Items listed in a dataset
________________________
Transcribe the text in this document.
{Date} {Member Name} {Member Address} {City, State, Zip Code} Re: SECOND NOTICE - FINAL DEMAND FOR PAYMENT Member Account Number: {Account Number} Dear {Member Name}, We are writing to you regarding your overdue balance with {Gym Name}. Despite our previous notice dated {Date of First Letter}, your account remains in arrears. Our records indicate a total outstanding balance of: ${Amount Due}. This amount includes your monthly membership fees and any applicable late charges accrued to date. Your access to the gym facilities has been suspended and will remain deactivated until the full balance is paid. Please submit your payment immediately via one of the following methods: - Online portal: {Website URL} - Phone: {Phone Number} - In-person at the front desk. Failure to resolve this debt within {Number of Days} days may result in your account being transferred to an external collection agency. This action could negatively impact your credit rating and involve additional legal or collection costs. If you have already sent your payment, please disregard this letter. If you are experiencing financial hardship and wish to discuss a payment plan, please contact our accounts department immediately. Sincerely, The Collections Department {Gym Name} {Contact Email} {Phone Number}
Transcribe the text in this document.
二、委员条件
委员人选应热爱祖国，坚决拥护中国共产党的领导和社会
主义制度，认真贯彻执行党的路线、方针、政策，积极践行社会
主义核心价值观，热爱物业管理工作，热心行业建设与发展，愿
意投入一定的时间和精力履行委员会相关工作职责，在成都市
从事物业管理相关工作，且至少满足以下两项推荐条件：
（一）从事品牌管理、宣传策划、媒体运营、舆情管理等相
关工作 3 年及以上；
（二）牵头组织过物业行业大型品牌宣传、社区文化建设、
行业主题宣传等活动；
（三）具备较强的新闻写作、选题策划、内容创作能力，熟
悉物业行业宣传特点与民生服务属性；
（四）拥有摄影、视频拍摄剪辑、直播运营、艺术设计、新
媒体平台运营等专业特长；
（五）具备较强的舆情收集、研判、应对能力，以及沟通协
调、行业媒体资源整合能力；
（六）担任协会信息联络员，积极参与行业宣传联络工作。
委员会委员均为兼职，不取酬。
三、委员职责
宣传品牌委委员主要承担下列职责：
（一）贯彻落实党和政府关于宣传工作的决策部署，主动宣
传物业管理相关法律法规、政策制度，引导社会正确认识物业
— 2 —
________________________
- Objective -
Repeat every line of the data, exactly and in full.

- Result for this task -
Transcribe the text in this document.
{Date} {Member Name} {Member Address} {City, State, Zip Code} Re: SECOND NOTICE - FINAL DEMAND FOR PAYMENT Member Account Number: {Account Number} Dear {Member Name}, We are writing to you regarding your overdue balance with {Gym Name}. Despite our previous notice dated {Date of First Letter}, your account remains in arrears. Our records indicate a total outstanding balance of: ${Amount Due}. This amount includes your monthly membership fees and any applicable late charges accrued to date. Your access to the gym facilities has been suspended and will remain deactivated until the full balance is paid. Please submit your payment immediately via one of the following methods: - Online portal: {Website URL} - Phone: {Phone Number} - In-person at the front desk. Failure to resolve this debt within {Number of Days} days may result in your account being transferred to an external collection agency. This action could negatively impact your credit rating and involve additional legal or collection costs. If you have already sent your payment, please disregard this letter. If you are experiencing financial hardship and wish to discuss a payment plan, please contact our accounts department immediately. Sincerely, The Collections Department {Gym Name} {Contact Email} {Phone Number}
Transcribe the text in this document.
二、委员条件
委员人选应热爱祖国，坚决拥护中国共产党的领导和社会
主义制度，认真贯彻执行党的路线、方针、政策，积极践行社会
主义核心价值观，热爱物业管理工作，热心行业建设与发展，愿
意投入一定的时间和精力履行委员会相关工作职责，在成都市
从事物业管理相关工作，且至少满足以下两项推荐条件：
（一）从事品牌管理、宣传策划、媒体运营、舆情管理等相
关工作 3 年及以上；
（二）牵头组织过物业行业大型品牌宣传、社区文化建设、
行业主题宣传等活动；
（三）具备较强的新闻写作、选题策划、内容创作能力，熟
悉物业行业宣传特点与民生服务属性；
（四）拥有摄影、视频拍摄剪辑、直播运营、艺术设计、新
媒体平台运营等专业特长；
（五）具备较强的舆情收集、研判、应对能力，以及沟通协
调、行业媒体资源整合能力；
（六）担任协会信息联络员，积极参与行业宣传联络工作。
委员会委员均为兼职，不取酬。
三、委员职责
宣传品牌委委员主要承担下列职责：
（一）贯彻落实党和政府关于宣传工作的决策部署，主动宣
传物业管理相关法律法规、政策制度，引导社会正确认识物业
— 2 —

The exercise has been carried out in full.